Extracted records
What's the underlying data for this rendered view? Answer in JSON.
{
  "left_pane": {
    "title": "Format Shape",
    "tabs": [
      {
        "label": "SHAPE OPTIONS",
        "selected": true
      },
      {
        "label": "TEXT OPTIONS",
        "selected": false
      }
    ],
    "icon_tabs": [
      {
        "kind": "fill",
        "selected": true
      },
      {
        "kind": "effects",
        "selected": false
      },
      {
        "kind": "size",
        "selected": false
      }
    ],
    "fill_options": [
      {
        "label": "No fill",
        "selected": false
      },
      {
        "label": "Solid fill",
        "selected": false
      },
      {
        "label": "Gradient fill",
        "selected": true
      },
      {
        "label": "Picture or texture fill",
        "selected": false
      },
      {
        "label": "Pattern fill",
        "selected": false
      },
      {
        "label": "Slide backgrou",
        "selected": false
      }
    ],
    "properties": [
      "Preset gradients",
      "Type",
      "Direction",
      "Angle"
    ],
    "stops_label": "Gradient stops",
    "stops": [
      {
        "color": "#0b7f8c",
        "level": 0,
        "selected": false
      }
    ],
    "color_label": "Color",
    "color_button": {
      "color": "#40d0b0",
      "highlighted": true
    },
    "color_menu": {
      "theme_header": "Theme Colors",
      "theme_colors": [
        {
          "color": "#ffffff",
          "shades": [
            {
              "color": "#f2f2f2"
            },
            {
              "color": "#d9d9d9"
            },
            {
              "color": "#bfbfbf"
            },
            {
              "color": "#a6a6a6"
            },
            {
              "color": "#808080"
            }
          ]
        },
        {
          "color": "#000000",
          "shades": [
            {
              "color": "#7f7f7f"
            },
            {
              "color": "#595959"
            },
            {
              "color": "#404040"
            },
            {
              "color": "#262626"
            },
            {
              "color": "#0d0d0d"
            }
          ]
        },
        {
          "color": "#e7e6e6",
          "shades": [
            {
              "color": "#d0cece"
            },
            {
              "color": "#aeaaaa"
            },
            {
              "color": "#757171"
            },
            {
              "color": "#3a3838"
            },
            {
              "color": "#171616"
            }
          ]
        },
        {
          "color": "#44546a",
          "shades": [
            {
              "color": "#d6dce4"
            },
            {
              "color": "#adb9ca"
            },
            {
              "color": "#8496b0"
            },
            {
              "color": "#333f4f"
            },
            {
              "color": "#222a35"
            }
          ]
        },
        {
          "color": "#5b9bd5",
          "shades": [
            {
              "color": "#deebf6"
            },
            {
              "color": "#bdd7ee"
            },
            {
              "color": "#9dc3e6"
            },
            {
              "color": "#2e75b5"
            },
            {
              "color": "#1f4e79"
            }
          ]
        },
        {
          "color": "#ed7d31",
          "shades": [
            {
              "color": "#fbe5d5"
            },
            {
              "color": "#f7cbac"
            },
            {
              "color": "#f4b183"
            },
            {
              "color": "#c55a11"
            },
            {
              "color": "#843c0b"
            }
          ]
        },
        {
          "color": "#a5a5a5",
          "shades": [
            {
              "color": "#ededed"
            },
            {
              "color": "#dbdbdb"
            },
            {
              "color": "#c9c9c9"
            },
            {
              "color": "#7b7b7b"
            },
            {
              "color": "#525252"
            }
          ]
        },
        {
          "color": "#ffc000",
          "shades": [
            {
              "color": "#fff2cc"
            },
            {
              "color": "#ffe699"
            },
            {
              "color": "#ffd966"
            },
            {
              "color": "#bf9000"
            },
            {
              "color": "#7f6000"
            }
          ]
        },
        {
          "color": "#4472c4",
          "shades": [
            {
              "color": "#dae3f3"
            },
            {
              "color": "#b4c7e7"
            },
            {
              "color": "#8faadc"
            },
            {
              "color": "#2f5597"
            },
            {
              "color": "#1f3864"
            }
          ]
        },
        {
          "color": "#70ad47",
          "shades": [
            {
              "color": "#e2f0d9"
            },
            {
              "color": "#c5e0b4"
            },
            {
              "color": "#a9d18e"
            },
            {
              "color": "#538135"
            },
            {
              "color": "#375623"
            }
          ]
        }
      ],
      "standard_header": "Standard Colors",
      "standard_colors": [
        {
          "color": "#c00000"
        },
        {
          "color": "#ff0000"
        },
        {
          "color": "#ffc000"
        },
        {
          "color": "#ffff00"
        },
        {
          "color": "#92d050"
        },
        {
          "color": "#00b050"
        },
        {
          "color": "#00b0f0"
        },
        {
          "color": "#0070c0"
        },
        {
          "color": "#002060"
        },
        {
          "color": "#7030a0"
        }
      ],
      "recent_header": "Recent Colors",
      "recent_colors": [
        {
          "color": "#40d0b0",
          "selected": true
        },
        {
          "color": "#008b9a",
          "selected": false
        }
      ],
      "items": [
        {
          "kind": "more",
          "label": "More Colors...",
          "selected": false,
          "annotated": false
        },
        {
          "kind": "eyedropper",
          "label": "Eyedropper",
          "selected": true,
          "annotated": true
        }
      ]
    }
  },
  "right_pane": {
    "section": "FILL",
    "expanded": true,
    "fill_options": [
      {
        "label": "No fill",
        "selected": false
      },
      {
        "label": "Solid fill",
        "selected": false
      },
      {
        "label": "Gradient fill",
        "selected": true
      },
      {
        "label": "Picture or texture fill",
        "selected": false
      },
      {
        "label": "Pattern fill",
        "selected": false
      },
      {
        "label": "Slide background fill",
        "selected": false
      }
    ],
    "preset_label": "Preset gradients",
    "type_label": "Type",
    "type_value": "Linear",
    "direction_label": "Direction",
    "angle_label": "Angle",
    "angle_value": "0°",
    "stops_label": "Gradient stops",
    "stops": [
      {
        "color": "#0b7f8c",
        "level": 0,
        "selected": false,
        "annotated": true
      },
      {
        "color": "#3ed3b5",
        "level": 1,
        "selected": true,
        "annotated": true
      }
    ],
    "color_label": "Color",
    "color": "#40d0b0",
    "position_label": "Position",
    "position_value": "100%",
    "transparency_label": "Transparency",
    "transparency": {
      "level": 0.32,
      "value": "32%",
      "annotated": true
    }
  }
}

Job: Repeat the records above exactly, leaving none out.

Written answer:
What's the underlying data for this rendered view? Answer in JSON.
{
  "left_pane": {
    "title": "Format Shape",
    "tabs": [
      {
        "label": "SHAPE OPTIONS",
        "selected": true
      },
      {
        "label": "TEXT OPTIONS",
        "selected": false
      }
    ],
    "icon_tabs": [
      {
        "kind": "fill",
        "selected": true
      },
      {
        "kind": "effects",
        "selected": false
      },
      {
        "kind": "size",
        "selected": false
      }
    ],
    "fill_options": [
      {
        "label": "No fill",
        "selected": false
      },
      {
        "label": "Solid fill",
        "selected": false
      },
      {
        "label": "Gradient fill",
        "selected": true
      },
      {
        "label": "Picture or texture fill",
        "selected": false
      },
      {
        "label": "Pattern fill",
        "selected": false
      },
      {
        "label": "Slide backgrou",
        "selected": false
      }
    ],
    "properties": [
      "Preset gradients",
      "Type",
      "Direction",
      "Angle"
    ],
    "stops_label": "Gradient stops",
    "stops": [
      {
        "color": "#0b7f8c",
        "level": 0,
        "selected": false
      }
    ],
    "color_label": "Color",
    "color_button": {
      "color": "#40d0b0",
      "highlighted": true
    },
    "color_menu": {
      "theme_header": "Theme Colors",
      "theme_colors": [
        {
          "color": "#ffffff",
          "shades": [
            {
              "color": "#f2f2f2"
            },
            {
              "color": "#d9d9d9"
            },
            {
              "color": "#bfbfbf"
            },
            {
              "color": "#a6a6a6"
            },
            {
              "color": "#808080"
            }
          ]
        },
        {
          "color": "#000000",
          "shades": [
            {
              "color": "#7f7f7f"
            },
            {
              "color": "#595959"
            },
            {
              "color": "#404040"
            },
            {
              "color": "#262626"
            },
            {
              "color": "#0d0d0d"
            }
          ]
        },
        {
          "color": "#e7e6e6",
          "shades": [
            {
              "color": "#d0cece"
            },
            {
              "color": "#aeaaaa"
            },
            {
              "color": "#757171"
            },
            {
              "color": "#3a3838"
            },
            {
              "color": "#171616"
            }
          ]
        },
        {
          "color": "#44546a",
          "shades": [
            {
              "color": "#d6dce4"
            },
            {
              "color": "#adb9ca"
            },
            {
              "color": "#8496b0"
            },
            {
              "color": "#333f4f"
            },
            {
              "color": "#222a35"
            }
          ]
        },
        {
          "color": "#5b9bd5",
          "shades": [
            {
              "color": "#deebf6"
            },
            {
              "color": "#bdd7ee"
            },
            {
              "color": "#9dc3e6"
            },
            {
              "color": "#2e75b5"
            },
            {
              "color": "#1f4e79"
            }
          ]
        },
        {
          "color": "#ed7d31",
          "shades": [
            {
              "color": "#fbe5d5"
            },
            {
              "color": "#f7cbac"
            },
            {
              "color": "#f4b183"
            },
            {
              "color": "#c55a11"
            },
            {
              "color": "#843c0b"
            }
          ]
        },
        {
          "color": "#a5a5a5",
          "shades": [
            {
              "color": "#ededed"
            },
            {
              "color": "#dbdbdb"
            },
            {
              "color": "#c9c9c9"
            },
            {
              "color": "#7b7b7b"
            },
            {
              "color": "#525252"
            }
          ]
        },
        {
          "color": "#ffc000",
          "shades": [
            {
              "color": "#fff2cc"
            },
            {
              "color": "#ffe699"
            },
            {
              "color": "#ffd966"
            },
            {
              "color": "#bf9000"
            },
            {
              "color": "#7f6000"
            }
          ]
        },
        {
          "color": "#4472c4",
          "shades": [
            {
              "color": "#dae3f3"
            },
            {
              "color": "#b4c7e7"
            },
            {
              "color": "#8faadc"
            },
            {
              "color": "#2f5597"
            },
            {
              "color": "#1f3864"
            }
          ]
        },
        {
          "color": "#70ad47",
          "shades": [
            {
              "color": "#e2f0d9"
            },
            {
              "color": "#c5e0b4"
            },
            {
              "color": "#a9d18e"
            },
            {
              "color": "#538135"
            },
            {
              "color": "#375623"
            }
          ]
        }
      ],
      "standard_header": "Standard Colors",
      "standard_colors": [
        {
          "color": "#c00000"
        },
        {
          "color": "#ff0000"
        },
        {
          "color": "#ffc000"
        },
        {
          "color": "#ffff00"
        },
        {
          "color": "#92d050"
        },
        {
          "color": "#00b050"
        },
        {
          "color": "#00b0f0"
        },
        {
          "color": "#0070c0"
        },
        {
          "color": "#002060"
        },
        {
          "color": "#7030a0"
        }
      ],
      "recent_header": "Recent Colors",
      "recent_colors": [
        {
          "color": "#40d0b0",
          "selected": true
        },
        {
          "color": "#008b9a",
          "selected": false
        }
      ],
      "items": [
        {
          "kind": "more",
          "label": "More Colors...",
          "selected": false,
          "annotated": false
        },
        {
          "kind": "eyedropper",
          "label": "Eyedropper",
          "selected": true,
          "annotated": true
        }
      ]
    }
  },
  "right_pane": {
    "section": "FILL",
    "expanded": true,
    "fill_options": [
      {
        "label": "No fill",
        "selected": false
      },
      {
        "label": "Solid fill",
        "selected": false
      },
      {
        "label": "Gradient fill",
        "selected": true
      },
      {
        "label": "Picture or texture fill",
        "selected": false
      },
      {
        "label": "Pattern fill",
        "selected": false
      },
      {
        "label": "Slide background fill",
        "selected": false
      }
    ],
    "preset_label": "Preset gradients",
    "type_label": "Type",
    "type_value": "Linear",
    "direction_label": "Direction",
    "angle_label": "Angle",
    "angle_value": "0°",
    "stops_label": "Gradient stops",
    "stops": [
      {
        "color": "#0b7f8c",
        "level": 0,
        "selected": false,
        "annotated": true
      },
      {
        "color": "#3ed3b5",
        "level": 1,
        "selected": true,
        "annotated": true
      }
    ],
    "color_label": "Color",
    "color": "#40d0b0",
    "position_label": "Position",
    "position_value": "100%",
    "transparency_label": "Transparency",
    "transparency": {
      "level": 0.32,
      "value": "32%",
      "annotated": true
    }
  }
}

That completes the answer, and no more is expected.